Complete the following
A – In the forum thread about the logo, repeat the part starting with "## ElDiabloConCaca (Oct 13, 2008)" and going on through "closest font family.", switching "JPEG" for "PNG".
B – Shorten the paragraph in the logo thread that begins "You can take a JPEG" into one brief sentence that keeps its main facts.
C – Write the next part of the forum thread about identifying the logo, continuing from its last line.

Text provided

[Start]

# looking for this logo:



## antonioconte (Oct 11, 2008)

http://vastawards.com/

love this logo - any ideas of what it is?


----------



## ElDiabloConCaca (Oct 12, 2008)

It looks like a logo.  :~

What do you mean "what it is?"  It's a logo for a company... what, specifically, do you want to know about it?


----------



## antonioconte (Oct 13, 2008)

sorry, I thought maybe its a typeface ?


----------



## ElDiabloConCaca (Oct 13, 2008)

Try this site:

http://www.whatthefont.com

You can take a JPEG, GIF, or other image format with text in it and have the website match it to the closest font family.


----------



## antonioconte (Oct 13, 2008)

thnaks


----------



## Natobasso (Oct 15, 2008)

[End]

Labeled region entries
[Start]

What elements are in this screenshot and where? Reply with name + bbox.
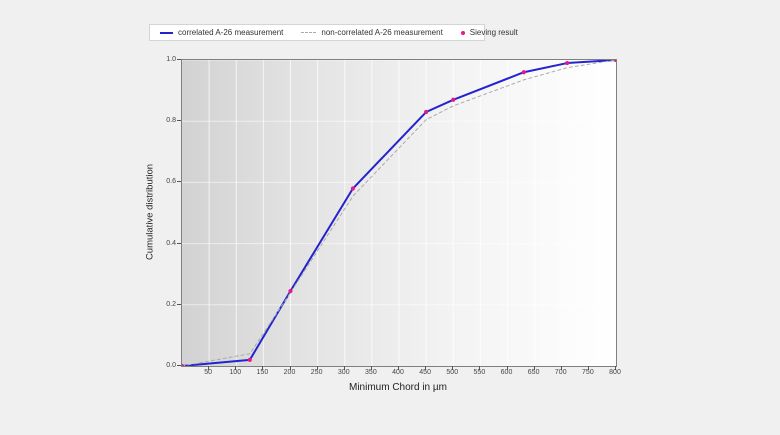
x-tick-mark bbox=[208, 366, 210, 370]
sieving-data-point bbox=[247, 357, 252, 362]
sieving-data-point bbox=[521, 70, 526, 75]
x-tick-label: 600 bbox=[500, 369, 513, 376]
y-tick-mark bbox=[177, 365, 181, 366]
legend-item-sieving: Sieving result bbox=[460, 27, 518, 37]
x-tick-label: 250 bbox=[310, 369, 323, 376]
legend-label-non-correlated: non-correlated A-26 measurement bbox=[321, 27, 443, 37]
y-tick-label: 0.8 bbox=[166, 117, 176, 125]
legend-label-sieving: Sieving result bbox=[469, 27, 518, 37]
legend-item-non-correlated: non-correlated A-26 measurement bbox=[301, 27, 443, 37]
sieving-data-point bbox=[288, 288, 293, 294]
x-tick-label: 350 bbox=[365, 369, 377, 376]
x-tick-label: 700 bbox=[554, 369, 567, 376]
x-tick-mark bbox=[398, 366, 399, 370]
x-tick-label: 400 bbox=[392, 369, 404, 376]
x-tick-label: 550 bbox=[473, 369, 486, 376]
non-correlated-line-series bbox=[182, 60, 616, 366]
x-tick-mark bbox=[316, 366, 318, 370]
y-tick-mark bbox=[177, 242, 181, 244]
x-tick-mark bbox=[452, 366, 454, 370]
x-tick-label: 50 bbox=[204, 369, 213, 376]
y-tick-label: 0.2 bbox=[166, 300, 176, 308]
x-axis-title: Minimum Chord in µm bbox=[348, 382, 447, 393]
sieving-data-point bbox=[451, 97, 456, 102]
sieving-data-point bbox=[424, 109, 429, 115]
y-tick-mark bbox=[177, 303, 181, 305]
plot-canvas bbox=[182, 60, 616, 366]
x-tick-label: 650 bbox=[527, 369, 540, 376]
x-tick-mark bbox=[289, 366, 291, 370]
x-tick-mark bbox=[479, 366, 481, 370]
x-tick-mark bbox=[343, 366, 345, 370]
x-tick-label: 200 bbox=[283, 369, 296, 376]
x-tick-label: 450 bbox=[419, 369, 431, 376]
y-tick-label: 0.0 bbox=[166, 362, 176, 369]
x-tick-mark bbox=[370, 366, 372, 370]
x-tick-label: 150 bbox=[256, 369, 269, 376]
x-tick-mark bbox=[262, 366, 264, 370]
x-tick-label: 100 bbox=[229, 369, 242, 376]
x-tick-mark bbox=[235, 366, 237, 370]
sieving-data-point bbox=[565, 60, 570, 66]
x-tick-mark bbox=[587, 366, 589, 370]
y-tick-label: 0.6 bbox=[166, 178, 176, 186]
sieving-data-point bbox=[613, 60, 616, 63]
x-tick-mark bbox=[506, 366, 508, 370]
dot-swatch-icon bbox=[460, 30, 465, 35]
legend-item-correlated: correlated A-26 measurement bbox=[160, 27, 284, 37]
y-tick-label: 1.0 bbox=[166, 56, 176, 63]
plot-area bbox=[181, 59, 617, 367]
x-tick-mark bbox=[425, 366, 427, 370]
y-tick-label: 0.4 bbox=[166, 239, 176, 247]
x-tick-label: 500 bbox=[446, 369, 459, 376]
x-tick-mark bbox=[615, 366, 616, 370]
sieving-data-point bbox=[182, 363, 185, 366]
y-tick-mark bbox=[177, 120, 181, 122]
x-tick-label: 750 bbox=[582, 369, 594, 376]
y-axis-title: Cumulative distribution bbox=[144, 163, 156, 261]
x-tick-label: 300 bbox=[337, 369, 350, 376]
y-tick-mark bbox=[177, 181, 181, 183]
solid-line-swatch-icon bbox=[160, 31, 173, 34]
y-tick-mark bbox=[177, 59, 181, 60]
dashed-line-swatch-icon bbox=[301, 32, 317, 33]
chart-legend: correlated A-26 measurement non-correlat… bbox=[149, 24, 518, 41]
x-tick-mark bbox=[560, 366, 562, 370]
legend-label-correlated: correlated A-26 measurement bbox=[178, 27, 284, 37]
x-tick-mark bbox=[533, 366, 535, 370]
sieving-data-point bbox=[350, 186, 355, 191]
x-tick-label: 800 bbox=[609, 369, 621, 376]
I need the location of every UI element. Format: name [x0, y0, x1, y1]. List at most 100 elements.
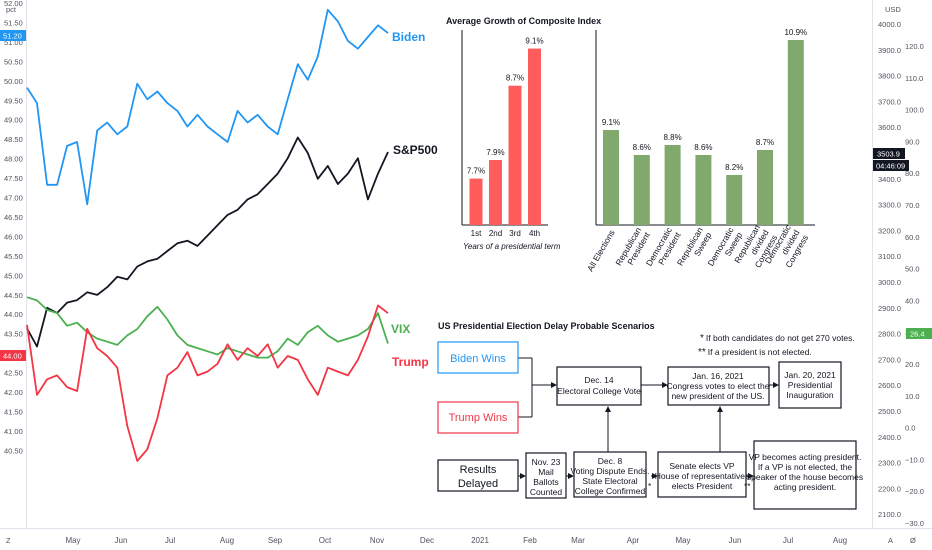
box-nov23-line-3: Ballots [533, 477, 559, 487]
box-dec8-line-1: Dec. 8 [598, 456, 623, 466]
usd-axis-tick: 3400.0 [878, 175, 901, 184]
box-nov23-line-4: Counted [530, 487, 562, 497]
flow-note-2: ** If a president is not elected. [698, 347, 812, 358]
box-vp-line-2: If a VP is not elected, the [758, 462, 853, 472]
outcome-category: DemocraticPresident [644, 225, 683, 273]
term-year-bar [469, 178, 483, 225]
flow-mark-2: ** [744, 481, 751, 491]
series-line-vix [26, 296, 389, 359]
left-axis-tick: 51.00 [4, 38, 23, 47]
bottom-bar-auto[interactable]: A [888, 536, 893, 545]
usd-axis-tick: 2700.0 [878, 355, 901, 364]
outcome-bar [695, 155, 712, 225]
time-axis-ticks: May Jun Jul Aug Sep Oct Nov Dec 2021 Feb Mar Apr May… [65, 536, 847, 545]
outcome-category: DemocraticdividedCongress [763, 222, 811, 275]
usd-axis-tick: 2600.0 [878, 381, 901, 390]
box-biden-wins: Biden Wins [437, 341, 519, 374]
usd-axis-tick: 2400.0 [878, 433, 901, 442]
box-jan20-frame [778, 361, 842, 409]
arrow-to-jan16-from-senate [717, 406, 723, 412]
left-axis-tick: 52.00 [4, 0, 23, 8]
outcome-bar-label: 8.2% [725, 163, 743, 172]
time-axis-tick: Aug [833, 536, 847, 545]
time-axis-tick: Dec [420, 536, 434, 545]
vix-axis-tick: 90.0 [905, 137, 920, 146]
flowchart-title: US Presidential Election Delay Probable … [438, 321, 655, 331]
usd-axis-tick: 3900.0 [878, 46, 901, 55]
price-tag-trump: 44.00 [0, 350, 26, 361]
outcome-bar [726, 175, 743, 225]
vix-axis-tick: −30.0 [905, 519, 924, 528]
series-label-spx: S&P500 [393, 143, 438, 157]
vix-axis-tick: −10.0 [905, 455, 924, 464]
box-jan20-line-2: Presidential [788, 380, 833, 390]
flow-note-2-mark: ** [698, 347, 706, 358]
box-vp-line-4: acting president. [774, 482, 836, 492]
left-axis-tick: 49.00 [4, 116, 23, 125]
term-year-bar-chart: 7.7% 1st 7.9% 2nd 8.7% 3rd 9.1% 4th [461, 30, 548, 238]
left-axis-tick: 40.50 [4, 446, 23, 455]
usd-axis-tick: 4000.0 [878, 20, 901, 29]
outcome-bar-label: 8.6% [694, 143, 712, 152]
left-price-axis[interactable]: pct 52.00 51.50 51.00 50.50 50.00 49.50 49.00 4… [4, 0, 27, 528]
box-jan16: Jan. 16, 2021 Congress votes to elect th… [666, 366, 770, 406]
bottom-bar-settings[interactable]: Ø [910, 536, 916, 545]
arrow-to-dec14 [551, 382, 557, 388]
outcome-bar-label: 9.1% [602, 118, 620, 127]
vix-axis-tick: 40.0 [905, 296, 920, 305]
series-label-vix: VIX [391, 322, 410, 336]
box-senate: Senate elects VP House of representative… [655, 451, 750, 498]
box-senate-line-3: elects President [672, 481, 733, 491]
outcome-bar [757, 150, 773, 225]
usd-axis-tick: 2500.0 [878, 407, 901, 416]
usd-axis-tick: 3000.0 [878, 278, 901, 287]
vix-axis-tick: 110.0 [905, 74, 923, 83]
price-tag-spx-text: 3503.9 [877, 150, 900, 159]
vix-axis-tick: 60.0 [905, 233, 920, 242]
time-axis-tick: 2021 [471, 536, 489, 545]
time-axis-tick: Nov [370, 536, 384, 545]
left-axis-tick: 47.00 [4, 194, 23, 203]
box-jan20-line-1: Jan. 20, 2021 [784, 370, 836, 380]
vix-axis-tick: 70.0 [905, 201, 920, 210]
term-year-category: 2nd [489, 229, 502, 238]
time-axis-tick: May [65, 536, 80, 545]
price-tag-spx-bg [873, 148, 905, 159]
arrow-to-nov23 [520, 473, 526, 479]
box-jan20-line-3: Inauguration [786, 390, 834, 400]
bottom-bar-z[interactable]: Z [6, 536, 11, 545]
box-trump-wins: Trump Wins [437, 401, 519, 434]
bar-charts-panel: Average Growth of Composite Index 7.7% 1s… [446, 16, 815, 275]
left-axis-tick: 51.50 [4, 18, 23, 27]
left-axis-ticks: 52.00 51.50 51.00 50.50 50.00 49.50 49.00 48.50… [4, 0, 23, 455]
vix-axis-tick: 20.0 [905, 360, 920, 369]
box-senate-line-2: House of representatives [655, 471, 750, 481]
outcome-category-line: All Elections [585, 228, 617, 273]
right-axis-unit: USD [885, 5, 901, 14]
outcome-bar [603, 130, 619, 225]
box-dec8-frame [573, 451, 647, 498]
price-tag-trump-bg [0, 350, 26, 361]
outcome-bar [664, 145, 681, 225]
time-axis-tick: Oct [319, 536, 332, 545]
box-jan20: Jan. 20, 2021 Presidential Inauguration [778, 361, 842, 409]
flow-note-1-mark: * [700, 333, 704, 344]
box-biden-wins-frame [437, 341, 519, 374]
price-tag-vix-text: 26.4 [910, 330, 925, 339]
time-axis[interactable]: May Jun Jul Aug Sep Oct Nov Dec 2021 Feb Mar Apr May… [0, 528, 932, 546]
right-price-axis[interactable]: USD 4000.03900.03800.03700.03600.03500.0… [872, 0, 924, 528]
left-axis-tick: 48.00 [4, 155, 23, 164]
series-label-biden: Biden [392, 30, 425, 44]
box-results-delayed-frame [437, 459, 519, 492]
usd-axis-ticks: 4000.03900.03800.03700.03600.03500.03400… [878, 20, 901, 519]
arrow-to-dec8 [568, 473, 574, 479]
term-year-bar-label: 8.7% [506, 74, 524, 83]
term-year-bar-label: 7.9% [486, 148, 504, 157]
price-tag-trump-text: 44.00 [3, 352, 22, 361]
usd-axis-tick: 3600.0 [878, 123, 901, 132]
box-dec8-line-4: College Confirmed [575, 486, 646, 496]
left-axis-tick: 46.50 [4, 213, 23, 222]
box-jan16-line-2: Congress votes to elect the [666, 381, 769, 391]
price-tag-biden-text: 51.20 [3, 32, 22, 41]
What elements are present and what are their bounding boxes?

[End]

Responses for each task
A –
## ElDiabloConCaca (Oct 13, 2008)

Try this site:

http://www.whatthefont.com

You can take a PNG, GIF, or other image format with text in it and have the website match it to the closest font family.

B – Upload an image with text in it, such as a JPEG or GIF, and the site matches it to the closest font family.

C –
Have you tried asking them what the font is?


----------



## antonioconte (Oct 15, 2008)

I actually think it might be avant garde - or a version of


----------



## ElDiabloConCaca (Oct 15, 2008)

I'm not seeing the Avant Garde connection, unless their logo has been heavily modified from the original typeface.

I think Nato had the best idea -- shoot an email off to the company praising their logo design and inquiring about what font they used to create it.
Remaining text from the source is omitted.